:: Record excerpts ::
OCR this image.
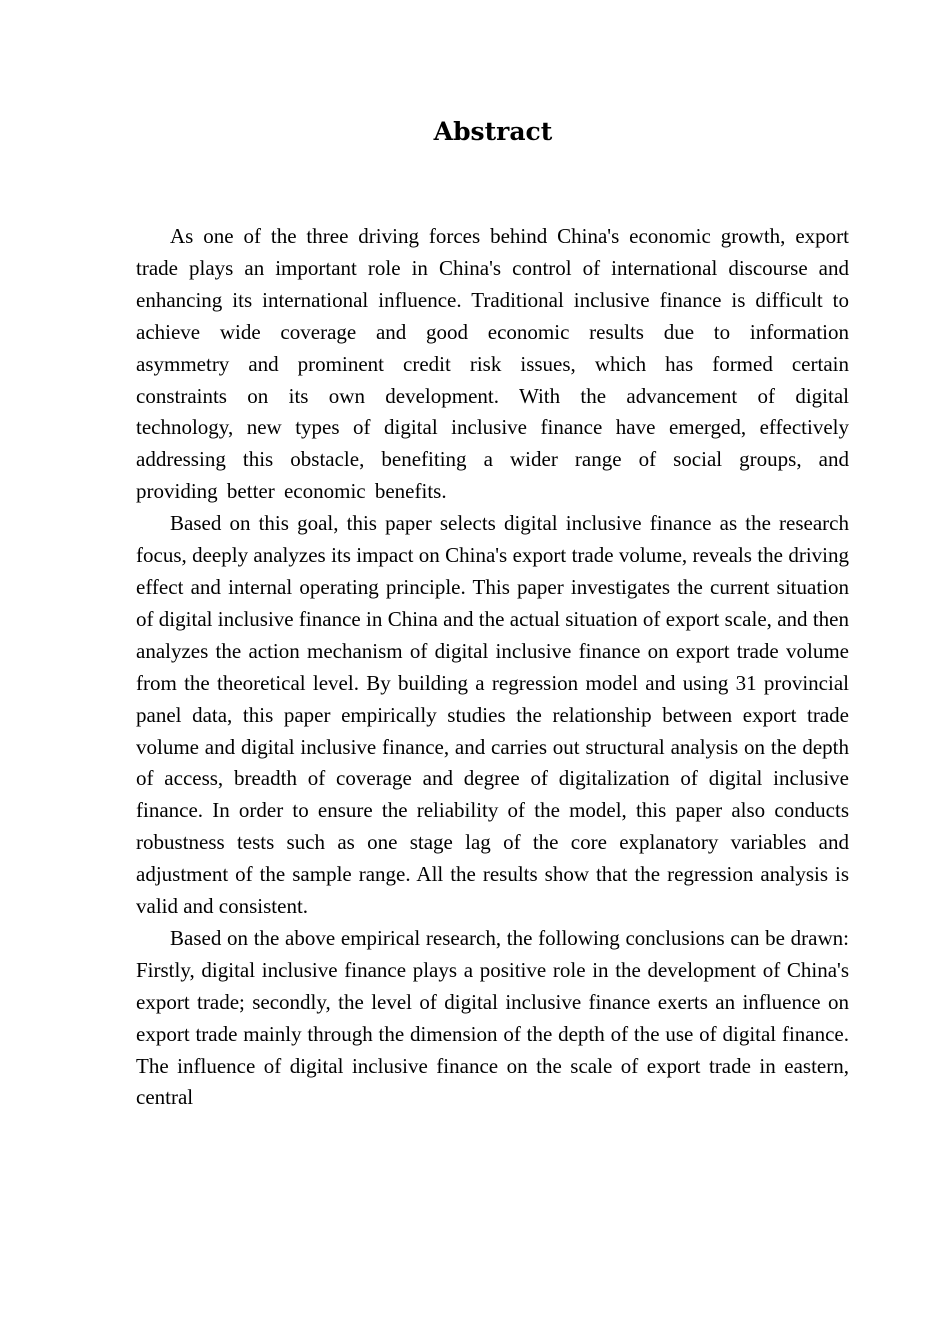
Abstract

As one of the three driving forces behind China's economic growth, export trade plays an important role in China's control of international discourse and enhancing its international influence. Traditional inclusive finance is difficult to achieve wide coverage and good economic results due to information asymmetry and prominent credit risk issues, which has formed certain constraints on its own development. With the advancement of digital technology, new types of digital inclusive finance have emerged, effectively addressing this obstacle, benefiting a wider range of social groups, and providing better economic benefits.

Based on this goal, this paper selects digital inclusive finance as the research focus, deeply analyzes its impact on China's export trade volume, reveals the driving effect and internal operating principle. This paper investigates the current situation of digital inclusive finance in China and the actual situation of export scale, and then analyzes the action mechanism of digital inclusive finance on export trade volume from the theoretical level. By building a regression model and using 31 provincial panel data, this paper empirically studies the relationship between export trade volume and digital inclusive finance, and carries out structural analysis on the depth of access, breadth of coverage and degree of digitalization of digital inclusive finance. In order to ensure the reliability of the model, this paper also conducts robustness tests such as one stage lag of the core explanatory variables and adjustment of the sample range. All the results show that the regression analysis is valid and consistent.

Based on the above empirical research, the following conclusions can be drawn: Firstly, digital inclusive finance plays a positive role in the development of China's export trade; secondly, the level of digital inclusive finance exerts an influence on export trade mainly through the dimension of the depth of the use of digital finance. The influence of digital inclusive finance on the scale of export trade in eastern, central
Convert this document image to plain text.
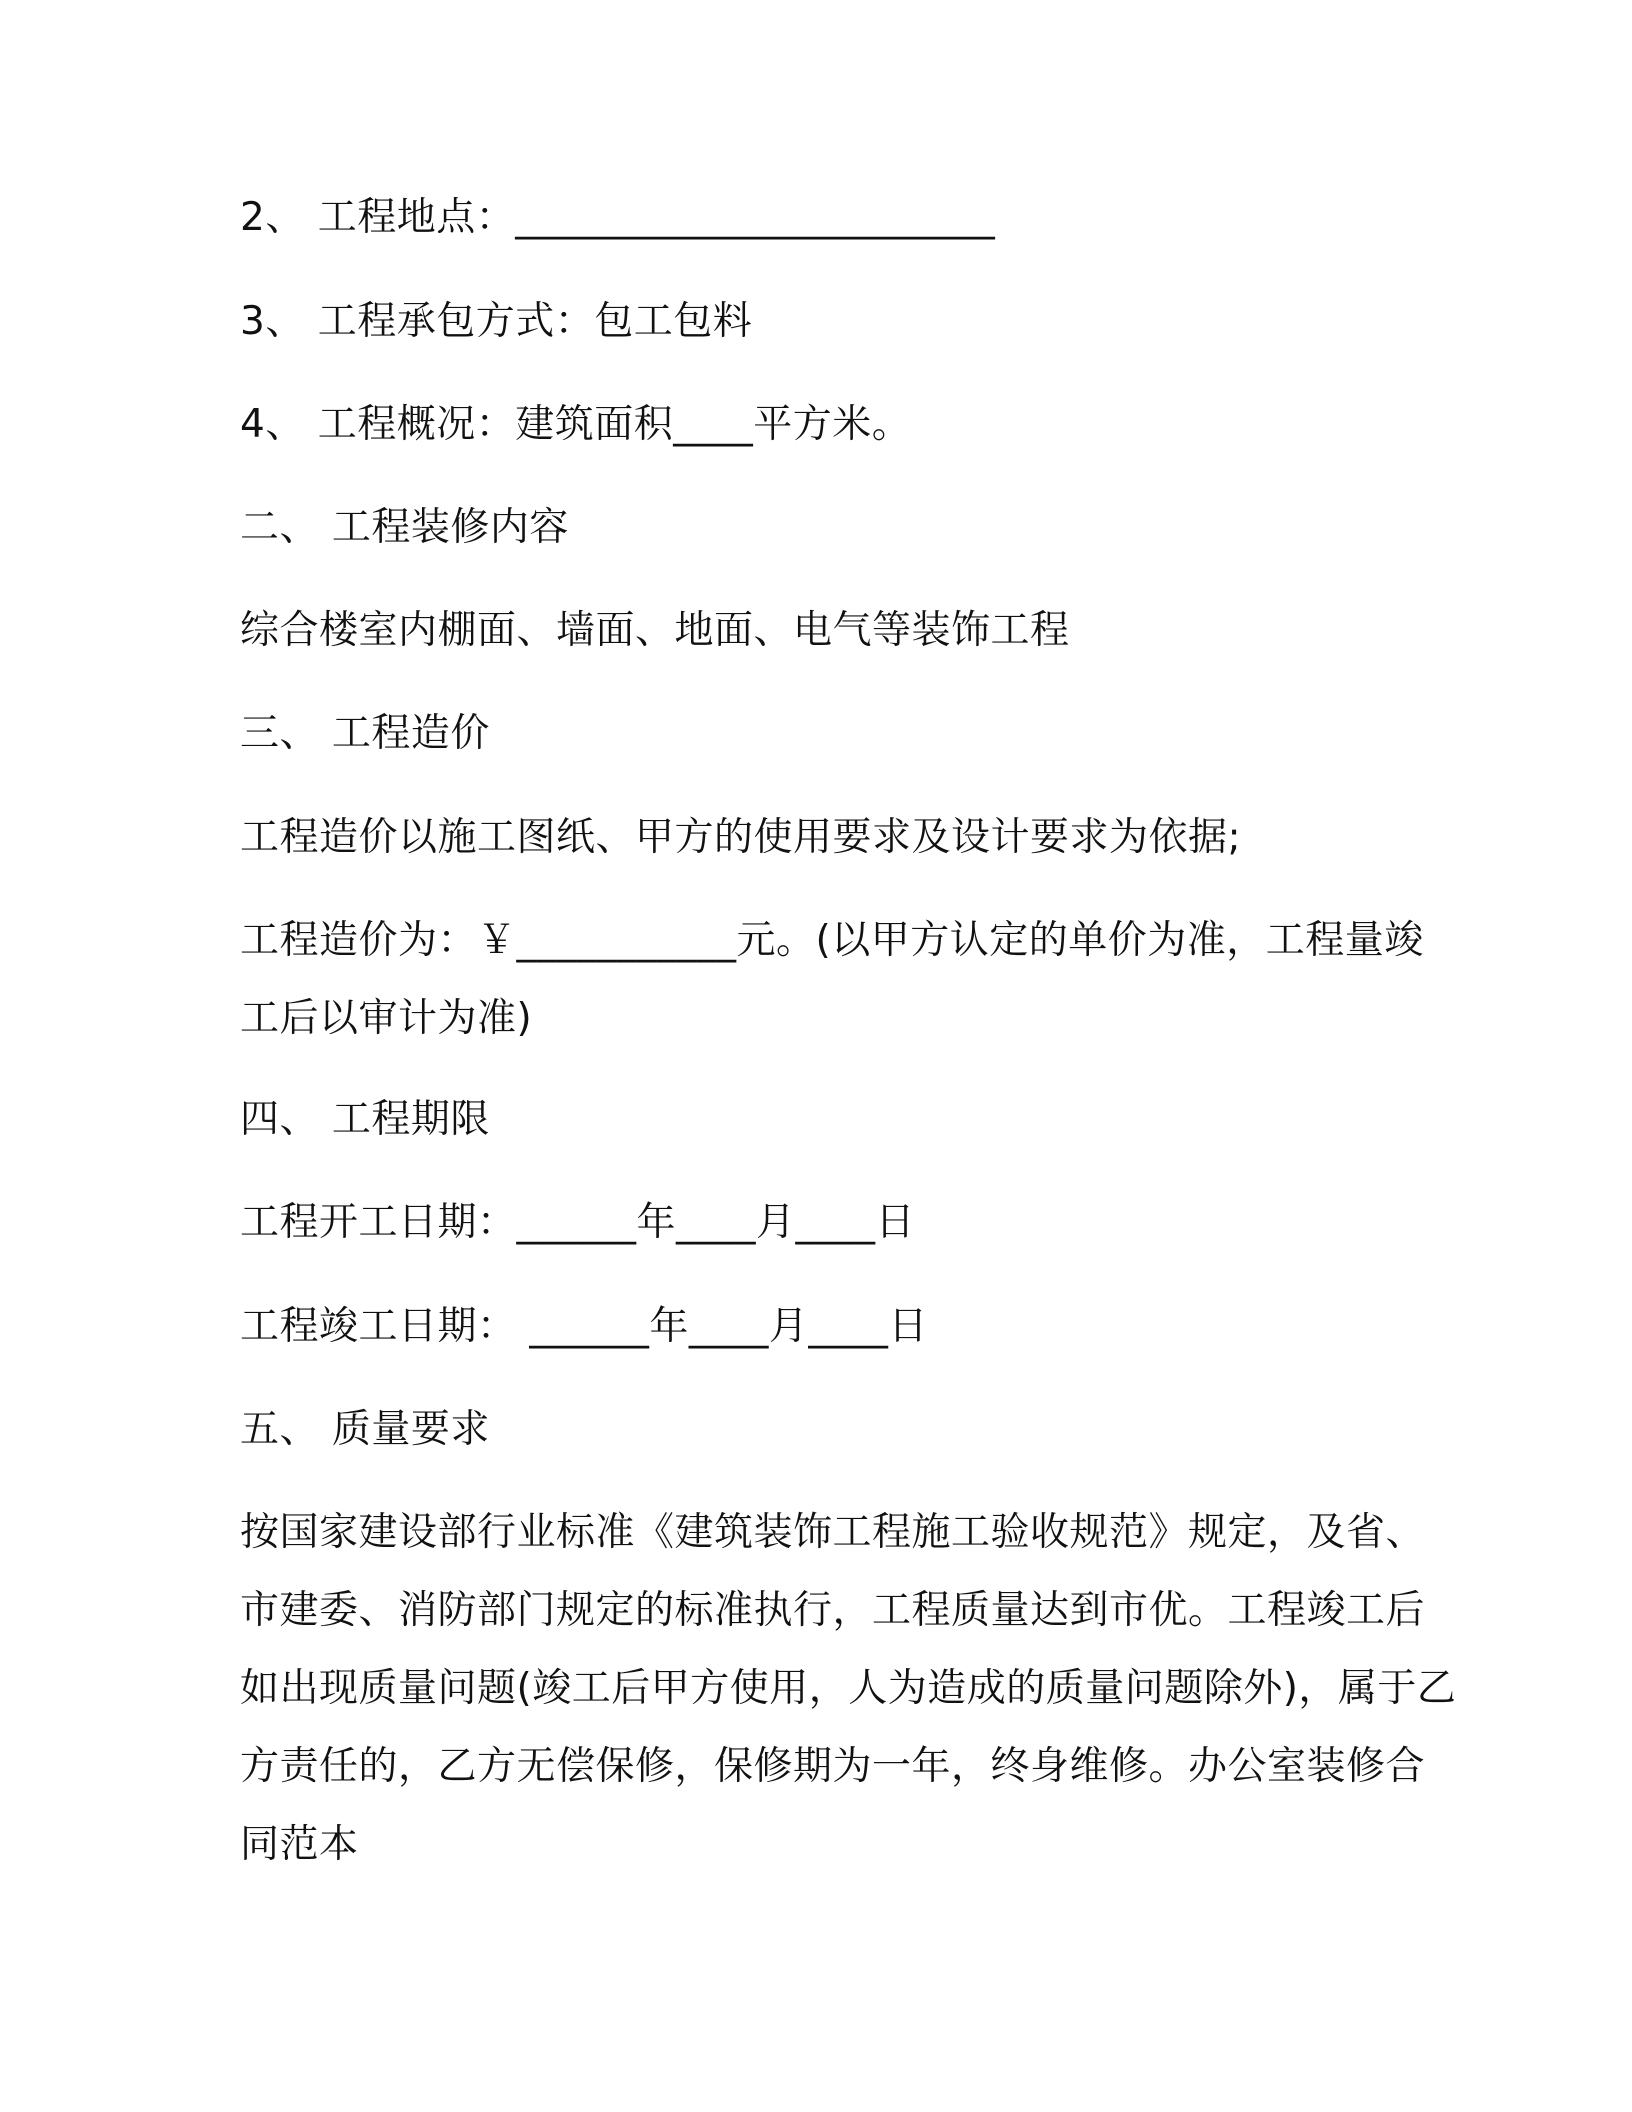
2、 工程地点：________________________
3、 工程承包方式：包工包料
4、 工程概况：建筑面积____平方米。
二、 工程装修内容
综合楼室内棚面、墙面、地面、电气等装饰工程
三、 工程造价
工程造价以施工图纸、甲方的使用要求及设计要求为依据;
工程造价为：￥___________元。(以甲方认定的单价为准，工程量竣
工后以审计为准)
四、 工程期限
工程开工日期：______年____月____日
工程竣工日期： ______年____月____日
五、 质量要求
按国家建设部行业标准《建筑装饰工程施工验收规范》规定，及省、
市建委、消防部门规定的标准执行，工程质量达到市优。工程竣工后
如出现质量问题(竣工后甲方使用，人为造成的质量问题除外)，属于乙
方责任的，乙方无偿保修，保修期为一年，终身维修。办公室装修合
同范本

:: Work to do ::
Take every line that includes the string "image" and copy it.

:: The reply ::
OCR this image.
Convert this document image to plain text.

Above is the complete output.